Keep only the lines of the listing that include the word "allocated", and copy them.

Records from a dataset
◆ ◆ ◆ ◆ ◆ ◆ ◆

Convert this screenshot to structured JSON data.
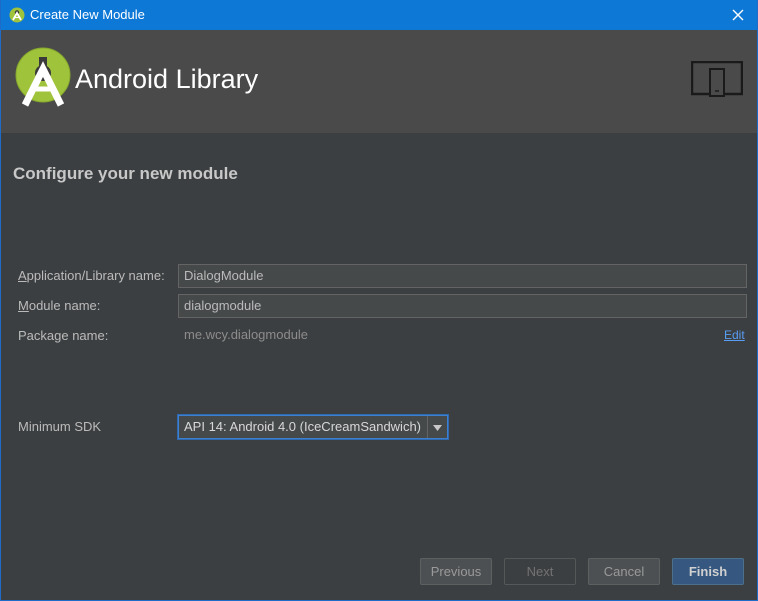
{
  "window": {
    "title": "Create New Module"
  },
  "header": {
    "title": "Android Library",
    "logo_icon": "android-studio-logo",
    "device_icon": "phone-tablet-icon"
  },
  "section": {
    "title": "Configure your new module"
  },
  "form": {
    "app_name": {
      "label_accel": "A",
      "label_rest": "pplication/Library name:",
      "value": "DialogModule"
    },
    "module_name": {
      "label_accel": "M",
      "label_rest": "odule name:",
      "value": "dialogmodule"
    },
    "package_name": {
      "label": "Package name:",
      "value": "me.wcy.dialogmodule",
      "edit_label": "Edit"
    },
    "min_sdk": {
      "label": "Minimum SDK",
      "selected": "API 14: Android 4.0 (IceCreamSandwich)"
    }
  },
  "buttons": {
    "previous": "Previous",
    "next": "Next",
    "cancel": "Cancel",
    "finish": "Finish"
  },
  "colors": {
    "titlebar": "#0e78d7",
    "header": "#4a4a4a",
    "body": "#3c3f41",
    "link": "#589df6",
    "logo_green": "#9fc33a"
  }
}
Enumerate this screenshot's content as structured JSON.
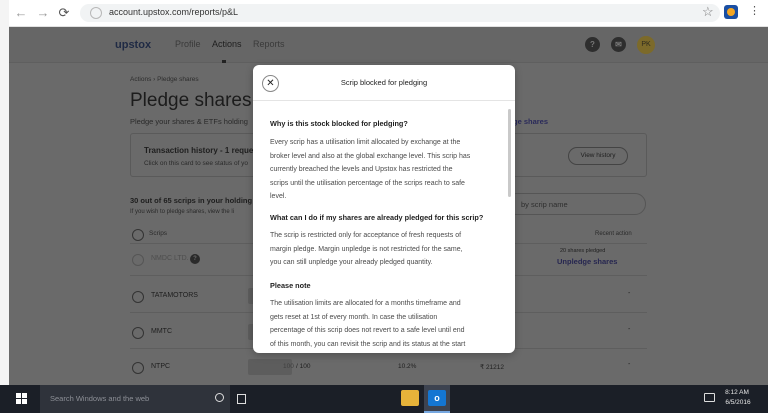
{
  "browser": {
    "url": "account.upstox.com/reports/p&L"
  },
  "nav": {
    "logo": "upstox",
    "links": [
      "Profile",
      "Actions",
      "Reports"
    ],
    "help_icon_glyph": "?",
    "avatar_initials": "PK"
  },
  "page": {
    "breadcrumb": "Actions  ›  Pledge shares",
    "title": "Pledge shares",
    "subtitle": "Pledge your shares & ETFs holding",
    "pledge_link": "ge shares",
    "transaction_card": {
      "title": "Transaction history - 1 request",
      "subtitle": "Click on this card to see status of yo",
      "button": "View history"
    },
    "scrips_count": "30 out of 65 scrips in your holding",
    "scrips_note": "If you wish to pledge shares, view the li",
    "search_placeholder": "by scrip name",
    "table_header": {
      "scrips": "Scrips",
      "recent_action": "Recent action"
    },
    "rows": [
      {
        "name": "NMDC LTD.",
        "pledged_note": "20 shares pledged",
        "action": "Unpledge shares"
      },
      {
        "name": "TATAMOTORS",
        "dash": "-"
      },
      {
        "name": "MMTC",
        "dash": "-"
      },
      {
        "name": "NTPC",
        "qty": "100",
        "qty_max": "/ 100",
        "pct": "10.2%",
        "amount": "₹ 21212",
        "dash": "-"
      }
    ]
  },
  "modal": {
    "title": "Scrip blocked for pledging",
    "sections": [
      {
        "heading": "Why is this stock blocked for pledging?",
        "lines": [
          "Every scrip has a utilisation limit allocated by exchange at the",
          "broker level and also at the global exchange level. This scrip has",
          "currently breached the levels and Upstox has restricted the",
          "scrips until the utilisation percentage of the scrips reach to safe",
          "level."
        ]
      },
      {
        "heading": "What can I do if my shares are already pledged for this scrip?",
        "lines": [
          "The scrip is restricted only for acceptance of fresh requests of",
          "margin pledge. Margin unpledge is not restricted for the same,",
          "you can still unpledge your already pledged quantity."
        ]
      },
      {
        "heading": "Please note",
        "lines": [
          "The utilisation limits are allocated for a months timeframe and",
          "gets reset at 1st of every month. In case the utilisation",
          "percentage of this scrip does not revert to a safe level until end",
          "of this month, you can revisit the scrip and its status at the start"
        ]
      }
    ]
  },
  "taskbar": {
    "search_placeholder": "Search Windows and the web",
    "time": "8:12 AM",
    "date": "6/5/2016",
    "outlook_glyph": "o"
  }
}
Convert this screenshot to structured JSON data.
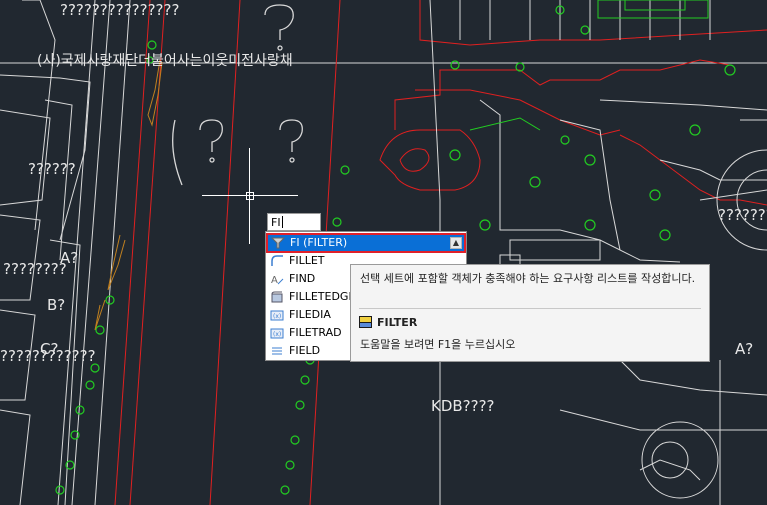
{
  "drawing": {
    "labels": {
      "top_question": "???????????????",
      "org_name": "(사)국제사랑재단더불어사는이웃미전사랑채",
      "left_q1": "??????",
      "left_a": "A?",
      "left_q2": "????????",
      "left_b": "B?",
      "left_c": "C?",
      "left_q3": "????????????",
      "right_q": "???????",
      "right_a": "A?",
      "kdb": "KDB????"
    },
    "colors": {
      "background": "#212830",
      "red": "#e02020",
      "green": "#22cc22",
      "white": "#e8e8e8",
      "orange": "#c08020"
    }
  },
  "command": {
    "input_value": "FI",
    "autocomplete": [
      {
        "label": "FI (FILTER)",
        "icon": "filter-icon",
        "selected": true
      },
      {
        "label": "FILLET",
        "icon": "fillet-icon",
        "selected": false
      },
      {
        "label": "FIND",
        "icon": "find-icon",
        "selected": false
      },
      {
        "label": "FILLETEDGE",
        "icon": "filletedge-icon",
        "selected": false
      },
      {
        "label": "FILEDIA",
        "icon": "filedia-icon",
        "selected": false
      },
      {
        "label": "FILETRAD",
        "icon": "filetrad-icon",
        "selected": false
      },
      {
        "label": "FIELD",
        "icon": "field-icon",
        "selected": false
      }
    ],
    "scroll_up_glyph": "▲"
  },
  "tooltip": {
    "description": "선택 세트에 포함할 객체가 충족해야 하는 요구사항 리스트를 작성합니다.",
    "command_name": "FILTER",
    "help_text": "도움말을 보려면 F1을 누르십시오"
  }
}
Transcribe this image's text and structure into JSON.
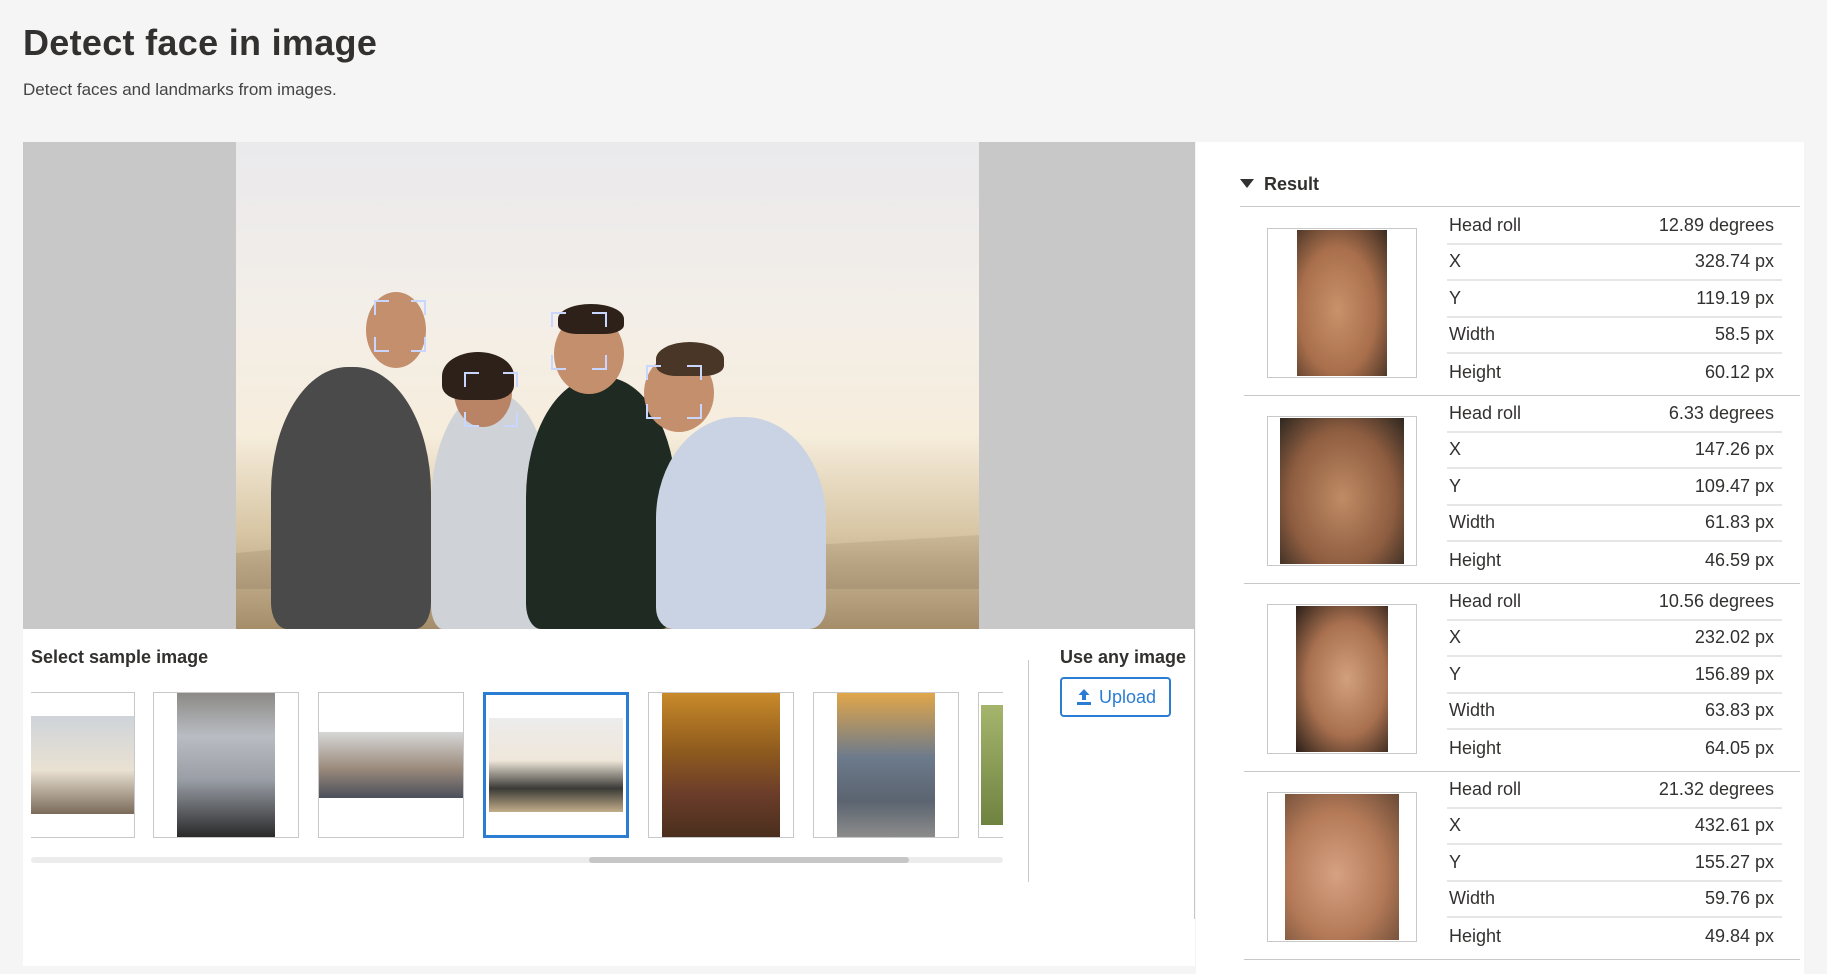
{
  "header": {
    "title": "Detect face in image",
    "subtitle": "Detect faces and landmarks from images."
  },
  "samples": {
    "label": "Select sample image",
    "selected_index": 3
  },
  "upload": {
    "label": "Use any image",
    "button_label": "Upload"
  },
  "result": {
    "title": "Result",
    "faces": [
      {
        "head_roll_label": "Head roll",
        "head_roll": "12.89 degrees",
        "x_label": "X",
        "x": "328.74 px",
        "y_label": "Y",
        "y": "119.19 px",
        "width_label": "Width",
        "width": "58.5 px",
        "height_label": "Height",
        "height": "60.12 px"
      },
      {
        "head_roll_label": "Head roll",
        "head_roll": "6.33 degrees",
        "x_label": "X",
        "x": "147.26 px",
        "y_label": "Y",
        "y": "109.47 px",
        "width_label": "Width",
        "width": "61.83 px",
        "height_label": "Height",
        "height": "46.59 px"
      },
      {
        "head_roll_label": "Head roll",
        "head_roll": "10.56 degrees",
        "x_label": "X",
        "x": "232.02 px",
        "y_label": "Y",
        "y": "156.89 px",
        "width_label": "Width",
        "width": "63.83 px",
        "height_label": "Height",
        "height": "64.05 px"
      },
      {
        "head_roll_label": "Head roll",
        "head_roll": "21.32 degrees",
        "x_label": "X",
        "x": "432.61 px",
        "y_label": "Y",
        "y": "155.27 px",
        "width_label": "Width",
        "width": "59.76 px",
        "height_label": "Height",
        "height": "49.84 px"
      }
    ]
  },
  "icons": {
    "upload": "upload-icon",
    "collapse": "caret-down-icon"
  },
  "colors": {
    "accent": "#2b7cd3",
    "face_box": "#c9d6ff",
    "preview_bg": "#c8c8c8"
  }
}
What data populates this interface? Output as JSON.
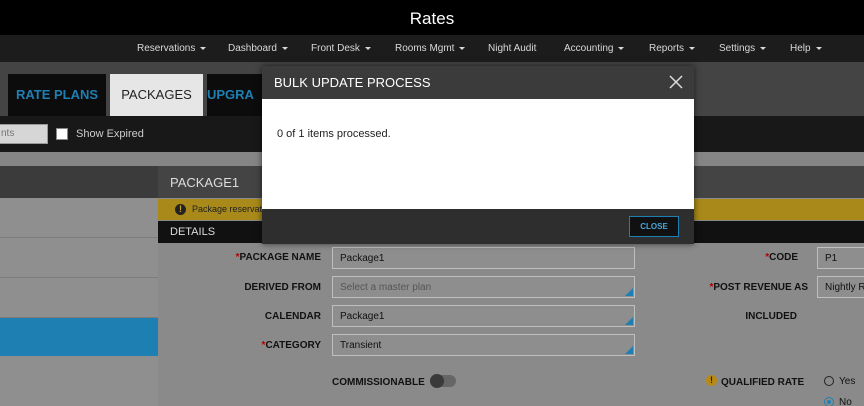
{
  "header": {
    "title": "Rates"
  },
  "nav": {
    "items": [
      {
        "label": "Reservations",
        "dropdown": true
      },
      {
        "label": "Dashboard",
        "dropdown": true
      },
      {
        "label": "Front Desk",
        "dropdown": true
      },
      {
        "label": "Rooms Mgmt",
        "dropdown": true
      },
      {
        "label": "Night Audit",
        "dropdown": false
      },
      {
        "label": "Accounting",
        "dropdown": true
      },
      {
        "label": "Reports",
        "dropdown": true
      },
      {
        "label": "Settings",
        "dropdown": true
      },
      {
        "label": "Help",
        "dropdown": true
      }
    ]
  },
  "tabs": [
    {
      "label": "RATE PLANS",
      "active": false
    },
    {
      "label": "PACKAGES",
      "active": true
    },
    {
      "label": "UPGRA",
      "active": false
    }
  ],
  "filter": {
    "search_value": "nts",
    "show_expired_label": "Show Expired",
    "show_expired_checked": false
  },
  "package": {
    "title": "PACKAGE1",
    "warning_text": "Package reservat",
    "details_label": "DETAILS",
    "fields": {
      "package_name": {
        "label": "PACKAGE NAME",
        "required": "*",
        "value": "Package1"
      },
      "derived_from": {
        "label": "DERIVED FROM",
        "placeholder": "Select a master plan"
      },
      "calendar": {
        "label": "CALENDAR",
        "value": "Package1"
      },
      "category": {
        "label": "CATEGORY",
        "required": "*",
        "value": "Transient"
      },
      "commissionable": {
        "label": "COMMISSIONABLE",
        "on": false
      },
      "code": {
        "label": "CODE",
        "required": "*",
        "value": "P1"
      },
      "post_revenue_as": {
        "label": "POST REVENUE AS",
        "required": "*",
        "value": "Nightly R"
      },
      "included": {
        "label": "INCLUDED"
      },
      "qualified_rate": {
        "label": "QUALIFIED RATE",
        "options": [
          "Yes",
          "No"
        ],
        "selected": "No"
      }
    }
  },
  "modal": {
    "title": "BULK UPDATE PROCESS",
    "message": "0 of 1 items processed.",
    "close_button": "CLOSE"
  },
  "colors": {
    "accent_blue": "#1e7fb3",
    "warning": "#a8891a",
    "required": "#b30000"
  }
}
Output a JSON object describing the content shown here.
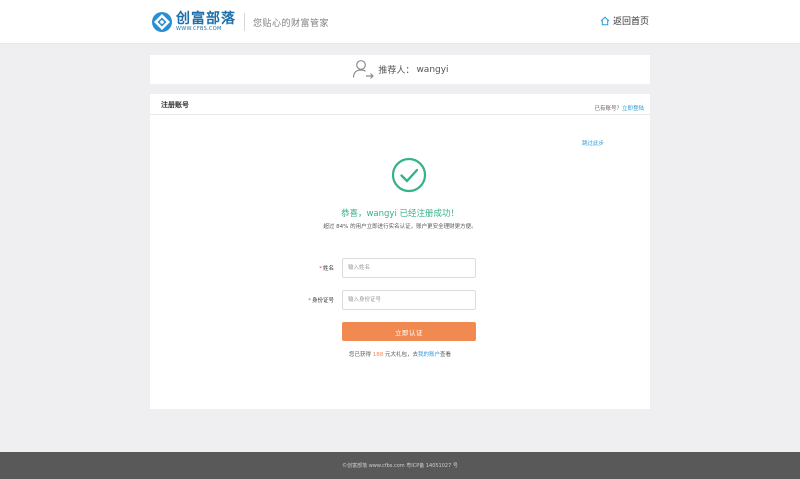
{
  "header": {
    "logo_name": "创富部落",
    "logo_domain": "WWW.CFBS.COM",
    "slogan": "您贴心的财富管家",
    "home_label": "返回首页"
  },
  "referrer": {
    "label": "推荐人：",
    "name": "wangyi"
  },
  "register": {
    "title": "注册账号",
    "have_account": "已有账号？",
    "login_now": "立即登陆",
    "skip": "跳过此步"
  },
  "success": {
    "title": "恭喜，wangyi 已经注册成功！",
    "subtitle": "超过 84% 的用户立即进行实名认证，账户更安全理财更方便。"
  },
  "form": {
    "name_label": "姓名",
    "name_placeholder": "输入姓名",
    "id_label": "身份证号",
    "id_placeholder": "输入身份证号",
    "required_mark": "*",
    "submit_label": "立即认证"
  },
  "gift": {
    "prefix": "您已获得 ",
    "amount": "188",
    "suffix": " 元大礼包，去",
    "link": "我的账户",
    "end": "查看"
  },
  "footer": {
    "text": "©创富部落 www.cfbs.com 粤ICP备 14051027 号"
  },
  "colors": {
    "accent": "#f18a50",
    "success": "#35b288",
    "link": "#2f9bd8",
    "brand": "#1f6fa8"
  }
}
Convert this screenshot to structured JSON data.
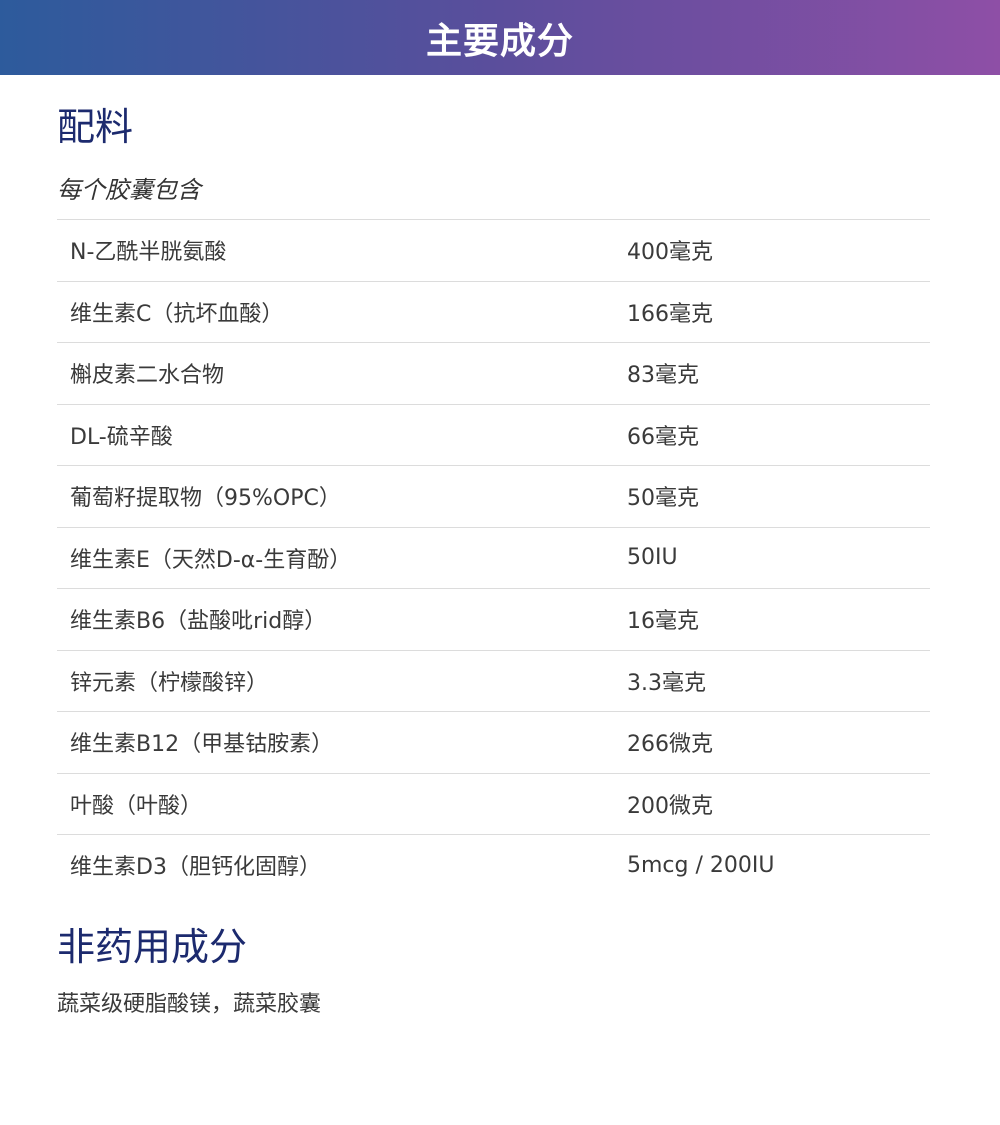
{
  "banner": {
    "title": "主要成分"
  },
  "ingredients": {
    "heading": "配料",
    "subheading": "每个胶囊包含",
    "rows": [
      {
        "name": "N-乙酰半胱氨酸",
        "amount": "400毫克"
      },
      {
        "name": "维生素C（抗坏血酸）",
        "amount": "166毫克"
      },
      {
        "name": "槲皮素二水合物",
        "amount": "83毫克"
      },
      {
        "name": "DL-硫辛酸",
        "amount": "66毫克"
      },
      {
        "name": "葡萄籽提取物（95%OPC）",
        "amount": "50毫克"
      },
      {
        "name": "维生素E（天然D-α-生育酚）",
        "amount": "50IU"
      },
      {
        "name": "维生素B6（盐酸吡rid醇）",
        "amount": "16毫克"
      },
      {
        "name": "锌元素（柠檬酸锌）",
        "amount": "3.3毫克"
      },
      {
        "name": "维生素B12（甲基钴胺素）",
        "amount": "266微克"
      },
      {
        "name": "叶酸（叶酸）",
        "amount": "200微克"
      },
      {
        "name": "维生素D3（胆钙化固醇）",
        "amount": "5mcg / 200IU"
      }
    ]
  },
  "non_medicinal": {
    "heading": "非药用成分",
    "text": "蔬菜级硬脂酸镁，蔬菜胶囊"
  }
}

◆ ◆ ◆ ◆ ◆ ◆ ◆

*Exercise result:*
          "Every scrip has a utilisation limit allocated by exchange at the",
          "The utilisation limits are allocated for a months timeframe and",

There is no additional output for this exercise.